**GIVEN TASK**
Your task is to repeat the entries word for word while leaving out the pictures.

**DATASET RECORDS**

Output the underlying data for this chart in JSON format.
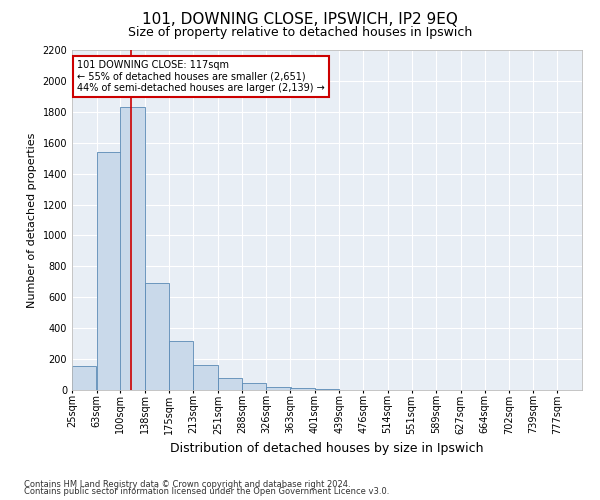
{
  "title": "101, DOWNING CLOSE, IPSWICH, IP2 9EQ",
  "subtitle": "Size of property relative to detached houses in Ipswich",
  "xlabel": "Distribution of detached houses by size in Ipswich",
  "ylabel": "Number of detached properties",
  "footer_line1": "Contains HM Land Registry data © Crown copyright and database right 2024.",
  "footer_line2": "Contains public sector information licensed under the Open Government Licence v3.0.",
  "annotation_line1": "101 DOWNING CLOSE: 117sqm",
  "annotation_line2": "← 55% of detached houses are smaller (2,651)",
  "annotation_line3": "44% of semi-detached houses are larger (2,139) →",
  "bar_color": "#c9d9ea",
  "bar_edge_color": "#5a8ab5",
  "redline_color": "#cc0000",
  "property_size": 117,
  "categories": [
    "25sqm",
    "63sqm",
    "100sqm",
    "138sqm",
    "175sqm",
    "213sqm",
    "251sqm",
    "288sqm",
    "326sqm",
    "363sqm",
    "401sqm",
    "439sqm",
    "476sqm",
    "514sqm",
    "551sqm",
    "589sqm",
    "627sqm",
    "664sqm",
    "702sqm",
    "739sqm",
    "777sqm"
  ],
  "bin_edges": [
    25,
    63,
    100,
    138,
    175,
    213,
    251,
    288,
    326,
    363,
    401,
    439,
    476,
    514,
    551,
    589,
    627,
    664,
    702,
    739,
    777
  ],
  "bin_width": 38,
  "values": [
    155,
    1540,
    1830,
    695,
    315,
    160,
    80,
    45,
    22,
    12,
    5,
    0,
    0,
    0,
    0,
    0,
    0,
    0,
    0,
    0,
    0
  ],
  "ylim": [
    0,
    2200
  ],
  "yticks": [
    0,
    200,
    400,
    600,
    800,
    1000,
    1200,
    1400,
    1600,
    1800,
    2000,
    2200
  ],
  "plot_bg_color": "#e8eef5",
  "grid_color": "#ffffff",
  "title_fontsize": 11,
  "subtitle_fontsize": 9,
  "ylabel_fontsize": 8,
  "xlabel_fontsize": 9,
  "tick_fontsize": 7,
  "annotation_fontsize": 7,
  "footer_fontsize": 6,
  "figsize": [
    6.0,
    5.0
  ],
  "dpi": 100
}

**TASK SOLUTION**
Output the underlying data for this chart in JSON format.
{
  "title": "101, DOWNING CLOSE, IPSWICH, IP2 9EQ",
  "subtitle": "Size of property relative to detached houses in Ipswich",
  "xlabel": "Distribution of detached houses by size in Ipswich",
  "ylabel": "Number of detached properties",
  "footer_line1": "Contains HM Land Registry data © Crown copyright and database right 2024.",
  "footer_line2": "Contains public sector information licensed under the Open Government Licence v3.0.",
  "annotation_line1": "101 DOWNING CLOSE: 117sqm",
  "annotation_line2": "← 55% of detached houses are smaller (2,651)",
  "annotation_line3": "44% of semi-detached houses are larger (2,139) →",
  "bar_color": "#c9d9ea",
  "bar_edge_color": "#5a8ab5",
  "redline_color": "#cc0000",
  "property_size": 117,
  "categories": [
    "25sqm",
    "63sqm",
    "100sqm",
    "138sqm",
    "175sqm",
    "213sqm",
    "251sqm",
    "288sqm",
    "326sqm",
    "363sqm",
    "401sqm",
    "439sqm",
    "476sqm",
    "514sqm",
    "551sqm",
    "589sqm",
    "627sqm",
    "664sqm",
    "702sqm",
    "739sqm",
    "777sqm"
  ],
  "bin_edges": [
    25,
    63,
    100,
    138,
    175,
    213,
    251,
    288,
    326,
    363,
    401,
    439,
    476,
    514,
    551,
    589,
    627,
    664,
    702,
    739,
    777
  ],
  "bin_width": 38,
  "values": [
    155,
    1540,
    1830,
    695,
    315,
    160,
    80,
    45,
    22,
    12,
    5,
    0,
    0,
    0,
    0,
    0,
    0,
    0,
    0,
    0,
    0
  ],
  "ylim": [
    0,
    2200
  ],
  "yticks": [
    0,
    200,
    400,
    600,
    800,
    1000,
    1200,
    1400,
    1600,
    1800,
    2000,
    2200
  ],
  "plot_bg_color": "#e8eef5",
  "grid_color": "#ffffff",
  "title_fontsize": 11,
  "subtitle_fontsize": 9,
  "ylabel_fontsize": 8,
  "xlabel_fontsize": 9,
  "tick_fontsize": 7,
  "annotation_fontsize": 7,
  "footer_fontsize": 6,
  "figsize": [
    6.0,
    5.0
  ],
  "dpi": 100
}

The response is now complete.